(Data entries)
• • •

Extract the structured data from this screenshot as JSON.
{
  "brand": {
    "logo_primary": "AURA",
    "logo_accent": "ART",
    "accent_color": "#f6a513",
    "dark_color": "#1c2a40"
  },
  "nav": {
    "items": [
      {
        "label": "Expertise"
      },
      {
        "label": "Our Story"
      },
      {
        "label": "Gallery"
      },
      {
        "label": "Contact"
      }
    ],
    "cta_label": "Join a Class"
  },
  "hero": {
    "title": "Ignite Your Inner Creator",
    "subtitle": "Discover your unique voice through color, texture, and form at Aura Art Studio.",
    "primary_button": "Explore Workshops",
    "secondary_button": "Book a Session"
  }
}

• • •

**To be done**. Print again each line of the listing above, exactly as it appears.

**Expected answer**.
Extract the structured data from this screenshot as JSON.
{
  "brand": {
    "logo_primary": "AURA",
    "logo_accent": "ART",
    "accent_color": "#f6a513",
    "dark_color": "#1c2a40"
  },
  "nav": {
    "items": [
      {
        "label": "Expertise"
      },
      {
        "label": "Our Story"
      },
      {
        "label": "Gallery"
      },
      {
        "label": "Contact"
      }
    ],
    "cta_label": "Join a Class"
  },
  "hero": {
    "title": "Ignite Your Inner Creator",
    "subtitle": "Discover your unique voice through color, texture, and form at Aura Art Studio.",
    "primary_button": "Explore Workshops",
    "secondary_button": "Book a Session"
  }
}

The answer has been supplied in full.